## START

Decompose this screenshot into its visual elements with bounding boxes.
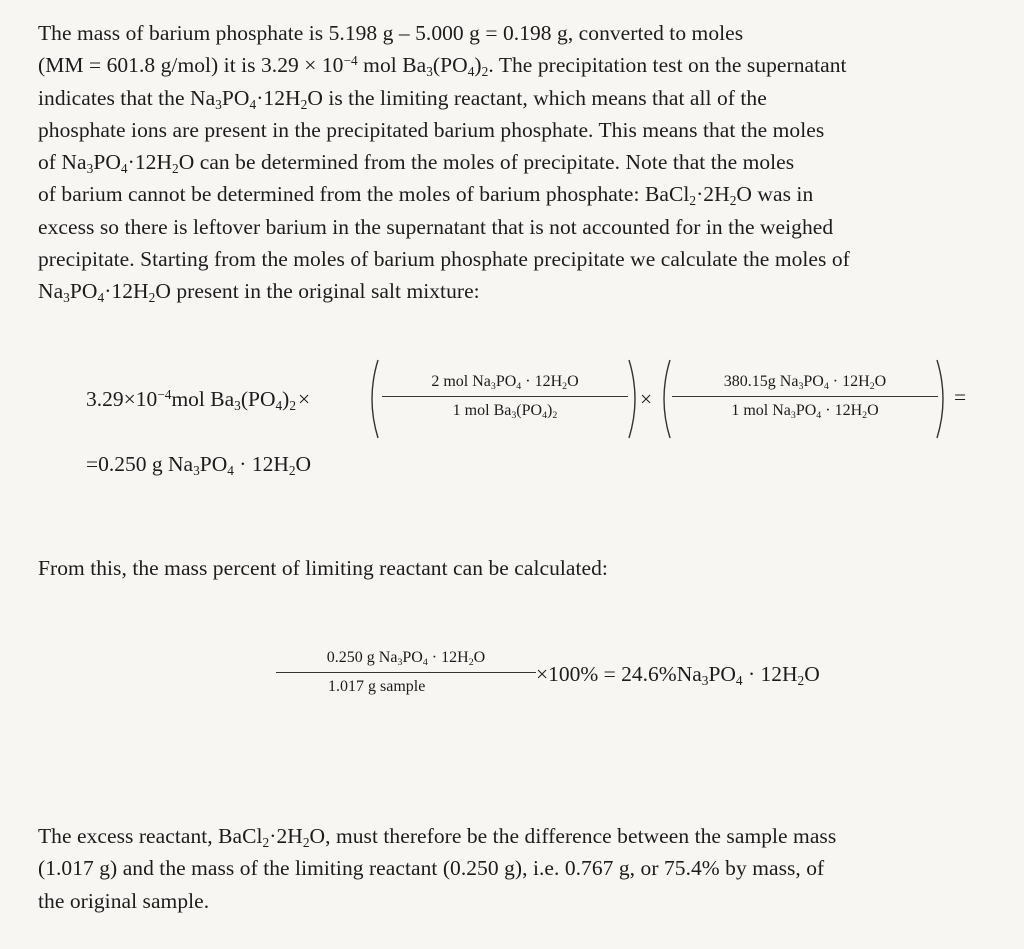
subscript: 3 bbox=[215, 96, 222, 112]
text-line bbox=[38, 114, 850, 146]
text-span: The mass of barium phosphate is 5.198 g – 5.000 g = 0.198 g, converted to moles bbox=[38, 21, 744, 45]
right-paren-2 bbox=[934, 358, 952, 440]
text-span: O bbox=[867, 402, 879, 419]
subscript: 3 bbox=[86, 161, 94, 177]
subscript: 3 bbox=[790, 409, 796, 421]
fraction-mass-over-sample bbox=[276, 644, 536, 701]
text-span: 3.29×10 bbox=[86, 387, 158, 411]
text-span: of barium cannot be determined from the moles of barium phosphate: BaCl bbox=[38, 182, 690, 207]
text-span: 1 mol Ba bbox=[452, 402, 512, 419]
text-span: PO bbox=[708, 662, 736, 686]
subscript: 2 bbox=[289, 397, 297, 413]
text-span: ·12H bbox=[104, 279, 149, 304]
fraction-mole-ratio bbox=[382, 368, 628, 425]
text-span: ·2H bbox=[269, 824, 303, 848]
text-span: · 12H bbox=[521, 373, 563, 390]
text-span: O is the limiting reactant, which means that all of the bbox=[307, 85, 767, 110]
text-line bbox=[38, 885, 836, 917]
fraction-numerator bbox=[276, 644, 536, 672]
text-span: mol Ba bbox=[171, 387, 235, 411]
fraction-denominator bbox=[672, 397, 938, 425]
text-span: ·12H bbox=[127, 150, 173, 175]
times-sign-2 bbox=[640, 387, 652, 412]
subscript: 2 bbox=[562, 380, 568, 392]
subscript: 2 bbox=[552, 409, 558, 421]
equals-sign-text: = bbox=[954, 385, 967, 409]
text-span: (PO bbox=[516, 402, 543, 419]
subscript: 3 bbox=[426, 64, 433, 80]
subscript: 3 bbox=[234, 397, 241, 413]
text-line bbox=[38, 211, 850, 243]
text-span: Na bbox=[38, 279, 64, 304]
subscript: 4 bbox=[516, 380, 522, 392]
text-line bbox=[38, 275, 850, 307]
text-span: O can be determined from the moles of precipitate. Note that the moles bbox=[178, 150, 795, 175]
paragraph-intro bbox=[38, 17, 850, 308]
subscript: 4 bbox=[249, 96, 257, 112]
text-line bbox=[38, 178, 850, 210]
text-span: PO bbox=[69, 279, 98, 304]
text-line bbox=[38, 49, 850, 81]
text-span: =0.250 g Na bbox=[86, 452, 194, 476]
text-span: O bbox=[874, 373, 887, 390]
text-span: 1.017 g sample bbox=[328, 678, 426, 695]
text-span: (PO bbox=[432, 53, 468, 78]
subscript: 3 bbox=[511, 409, 517, 421]
subscript: 2 bbox=[468, 656, 474, 668]
left-paren-2 bbox=[655, 358, 673, 440]
fraction-molar-mass bbox=[672, 368, 938, 425]
subscript: 2 bbox=[729, 193, 737, 209]
equation-result bbox=[86, 452, 311, 477]
text-line bbox=[38, 17, 850, 49]
text-span: PO bbox=[221, 85, 250, 110]
text-span: ×100% = 24.6%Na bbox=[536, 662, 702, 686]
equation-mass-percent-rhs bbox=[536, 662, 820, 687]
text-span: 380.15g Na bbox=[723, 373, 799, 390]
exponent: −4 bbox=[343, 52, 358, 68]
text-span: O bbox=[295, 452, 312, 476]
text-span: ) bbox=[474, 53, 482, 78]
text-span: PO bbox=[795, 402, 817, 419]
text-span: ) bbox=[282, 387, 290, 411]
subscript: 2 bbox=[862, 409, 868, 421]
text-span: ) bbox=[547, 402, 553, 419]
text-span: (PO bbox=[240, 387, 276, 411]
subscript: 2 bbox=[869, 380, 875, 392]
text-span: O bbox=[567, 373, 579, 390]
subscript: 3 bbox=[193, 462, 200, 478]
fraction-numerator bbox=[672, 368, 938, 396]
subscript: 2 bbox=[300, 96, 308, 112]
subscript: 4 bbox=[97, 290, 105, 306]
subscript: 3 bbox=[397, 656, 403, 668]
text-span: indicates that the Na bbox=[38, 85, 216, 110]
text-span: The excess reactant, BaCl bbox=[38, 824, 263, 848]
text-span: PO bbox=[803, 373, 824, 390]
text-span: mol Ba bbox=[357, 53, 427, 78]
text-span: PO bbox=[93, 150, 121, 175]
text-span: O bbox=[804, 662, 820, 686]
text-line bbox=[38, 146, 850, 178]
text-span: From this, the mass percent of limiting reactant can be calculated: bbox=[38, 556, 608, 580]
text-span: O, must therefore be the difference between the sample mass bbox=[309, 824, 837, 848]
text-span: ·12H bbox=[256, 85, 301, 110]
subscript: 3 bbox=[798, 380, 804, 392]
subscript: 2 bbox=[288, 462, 296, 478]
text-span: 0.250 g Na bbox=[326, 649, 398, 666]
text-span: O bbox=[473, 649, 486, 666]
text-line bbox=[38, 552, 608, 584]
subscript: 3 bbox=[701, 672, 709, 688]
text-span: (1.017 g) and the mass of the limiting reactant (0.250 g), i.e. 0.767 g, or 75.4% by mass, of bbox=[38, 856, 825, 881]
text-line bbox=[38, 82, 850, 114]
text-span: excess so there is leftover barium in the supernatant that is not accounted for in the weighed bbox=[38, 214, 834, 239]
times-sign: × bbox=[640, 387, 653, 411]
subscript: 2 bbox=[302, 834, 310, 850]
text-span: · 12H bbox=[427, 649, 469, 666]
exponent: −4 bbox=[157, 386, 172, 402]
left-paren-1 bbox=[363, 358, 381, 440]
subscript: 3 bbox=[63, 290, 70, 306]
subscript: 4 bbox=[227, 462, 234, 478]
subscript: 4 bbox=[542, 409, 548, 421]
text-span: of Na bbox=[38, 150, 87, 175]
text-span: O was in bbox=[736, 182, 814, 207]
subscript: 4 bbox=[735, 672, 743, 688]
text-span: phosphate ions are present in the precipitated barium phosphate. This means that the moles bbox=[38, 117, 825, 142]
equation-lhs bbox=[86, 387, 310, 412]
times-sign: × bbox=[298, 387, 311, 411]
paragraph-excess-reactant bbox=[38, 820, 836, 917]
text-span: 2 mol Na bbox=[431, 373, 491, 390]
text-span: PO bbox=[495, 373, 517, 390]
subscript: 4 bbox=[467, 64, 475, 80]
subscript: 3 bbox=[490, 380, 496, 392]
fraction-numerator bbox=[382, 368, 628, 396]
equals-sign bbox=[954, 385, 966, 410]
subscript: 2 bbox=[148, 290, 156, 306]
text-span: the original sample. bbox=[38, 888, 210, 913]
text-span: PO bbox=[402, 649, 423, 666]
paragraph-mass-percent bbox=[38, 552, 608, 584]
text-span: · 12H bbox=[233, 452, 289, 476]
subscript: 2 bbox=[797, 672, 805, 688]
subscript: 2 bbox=[689, 193, 697, 209]
subscript: 4 bbox=[275, 397, 283, 413]
fraction-denominator bbox=[382, 397, 628, 425]
text-span: (MM = 601.8 g/mol) it is 3.29 × 10 bbox=[38, 53, 344, 78]
text-span: . The precipitation test on the supernatant bbox=[488, 53, 847, 78]
subscript: 2 bbox=[172, 161, 179, 177]
text-span: · 12H bbox=[742, 662, 798, 686]
subscript: 4 bbox=[823, 380, 829, 392]
text-span: precipitate. Starting from the moles of barium phosphate precipitate we calculate the moles of bbox=[38, 247, 850, 272]
text-span: O present in the original salt mixture: bbox=[155, 279, 480, 304]
text-span: PO bbox=[199, 452, 228, 476]
subscript: 2 bbox=[262, 834, 270, 850]
text-span: · 12H bbox=[828, 373, 870, 390]
subscript: 4 bbox=[120, 161, 128, 177]
subscript: 4 bbox=[816, 409, 822, 421]
text-line bbox=[38, 243, 850, 275]
text-span: ·2H bbox=[696, 182, 730, 207]
text-span: · 12H bbox=[821, 402, 863, 419]
text-line bbox=[38, 820, 836, 852]
text-span: 1 mol Na bbox=[731, 402, 791, 419]
fraction-denominator bbox=[276, 673, 536, 701]
text-line bbox=[38, 852, 836, 884]
subscript: 2 bbox=[481, 64, 489, 80]
subscript: 4 bbox=[422, 656, 428, 668]
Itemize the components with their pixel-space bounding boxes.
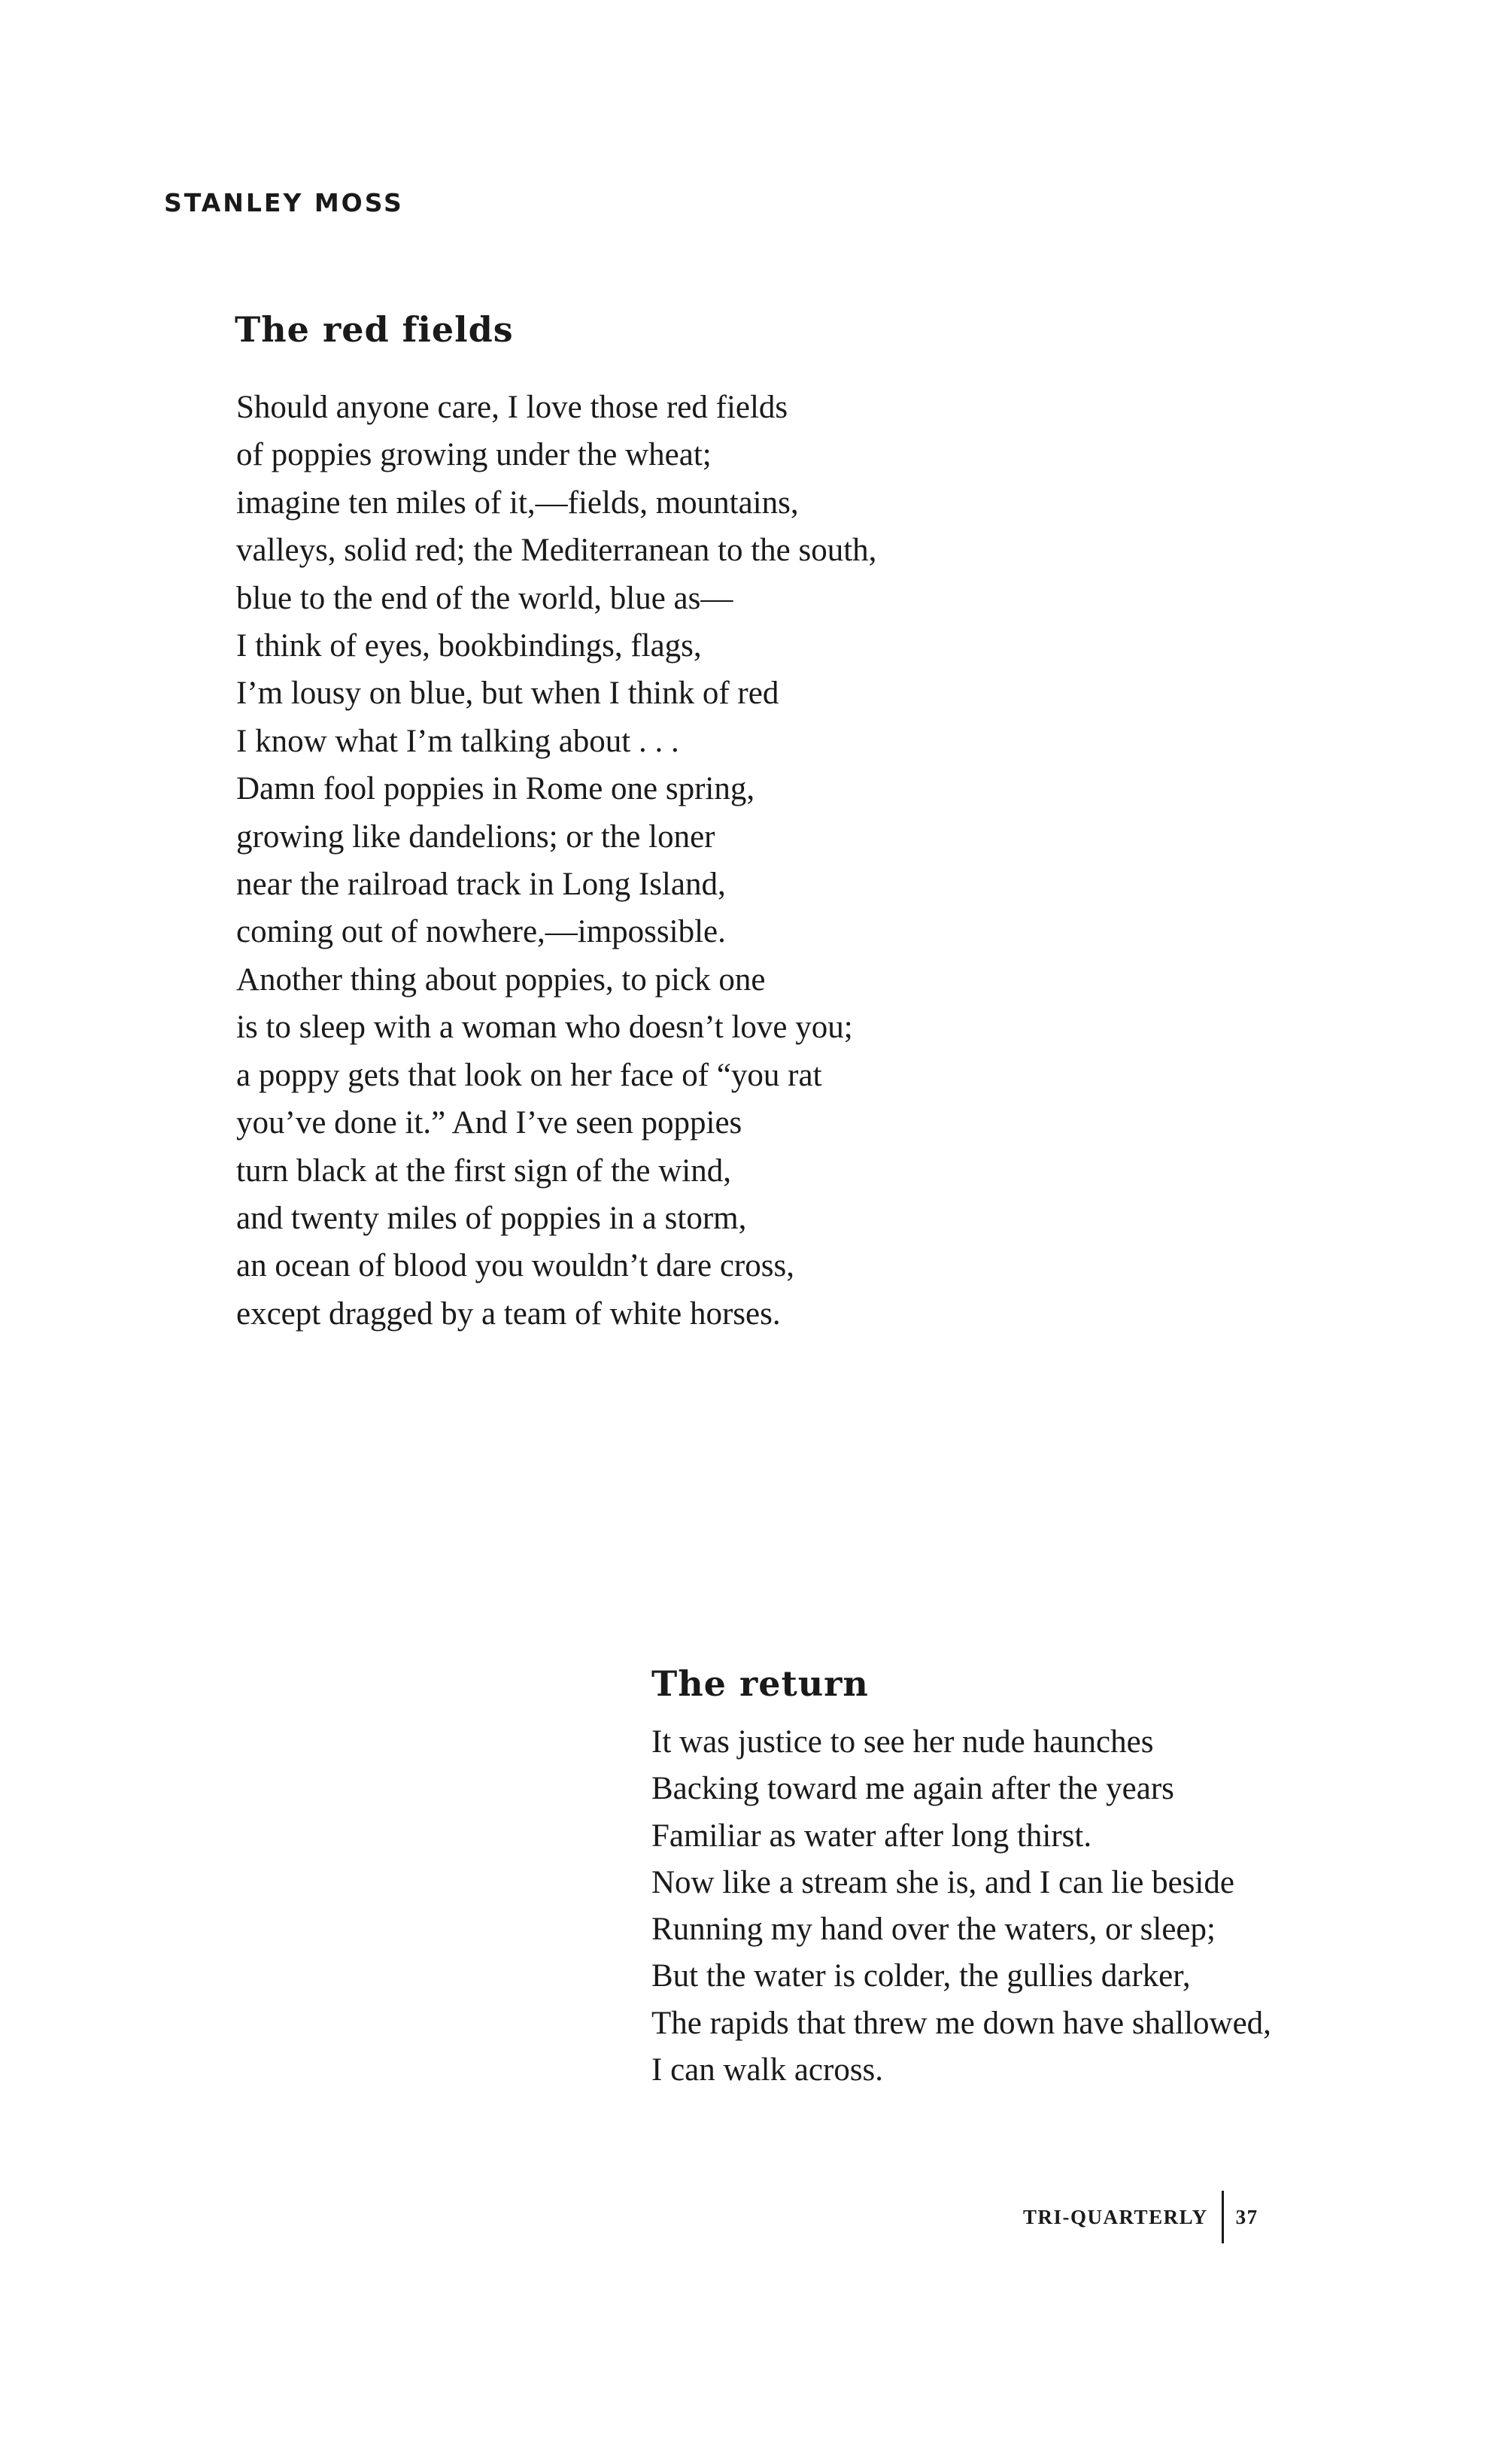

## END

» Task to complete
Can you copy the lines of the listing above word for word, starting at the line containing "subscript: 3 bbox=[215, 96, 222, 112]" and ending at the line containing "text-span: O can"?

» The response
subscript: 3 bbox=[215, 96, 222, 112]
text-line bbox=[38, 114, 850, 146]
text-span: The mass of barium phosphate is 5.198 g – 5.000 g = 0.198 g, converted to moles bbox=[38, 21, 744, 45]
right-paren-2 bbox=[934, 358, 952, 440]
text-span: O bbox=[867, 402, 879, 419]
subscript: 3 bbox=[86, 161, 94, 177]
subscript: 3 bbox=[790, 409, 796, 421]
fraction-mass-over-sample bbox=[276, 644, 536, 701]
text-span: 3.29×10 bbox=[86, 387, 158, 411]
text-span: of barium cannot be determined from the moles of barium phosphate: BaCl bbox=[38, 182, 690, 207]
text-span: 1 mol Ba bbox=[452, 402, 512, 419]
text-span: PO bbox=[708, 662, 736, 686]
subscript: 2 bbox=[289, 397, 297, 413]
text-span: ·12H bbox=[104, 279, 149, 304]
fraction-mole-ratio bbox=[382, 368, 628, 425]
text-span: ·2H bbox=[269, 824, 303, 848]
text-span: · 12H bbox=[521, 373, 563, 390]
text-span: O is the limiting reactant, which means that all of the bbox=[307, 85, 767, 110]
text-line bbox=[38, 885, 836, 917]
fraction-numerator bbox=[276, 644, 536, 672]
text-span: mol Ba bbox=[171, 387, 235, 411]
fraction-denominator bbox=[672, 397, 938, 425]
text-span: ·12H bbox=[127, 150, 173, 175]
times-sign-2 bbox=[640, 387, 652, 412]
subscript: 2 bbox=[562, 380, 568, 392]
subscript: 2 bbox=[552, 409, 558, 421]
equals-sign-text: = bbox=[954, 385, 967, 409]
text-span: (PO bbox=[516, 402, 543, 419]
subscript: 3 bbox=[426, 64, 433, 80]
subscript: 3 bbox=[234, 397, 241, 413]
text-line bbox=[38, 211, 850, 243]
text-span: Na bbox=[38, 279, 64, 304]
subscript: 4 bbox=[516, 380, 522, 392]
text-line bbox=[38, 275, 850, 307]
text-span: O can be determined from the moles of precipitate. Note that the moles bbox=[178, 150, 795, 175]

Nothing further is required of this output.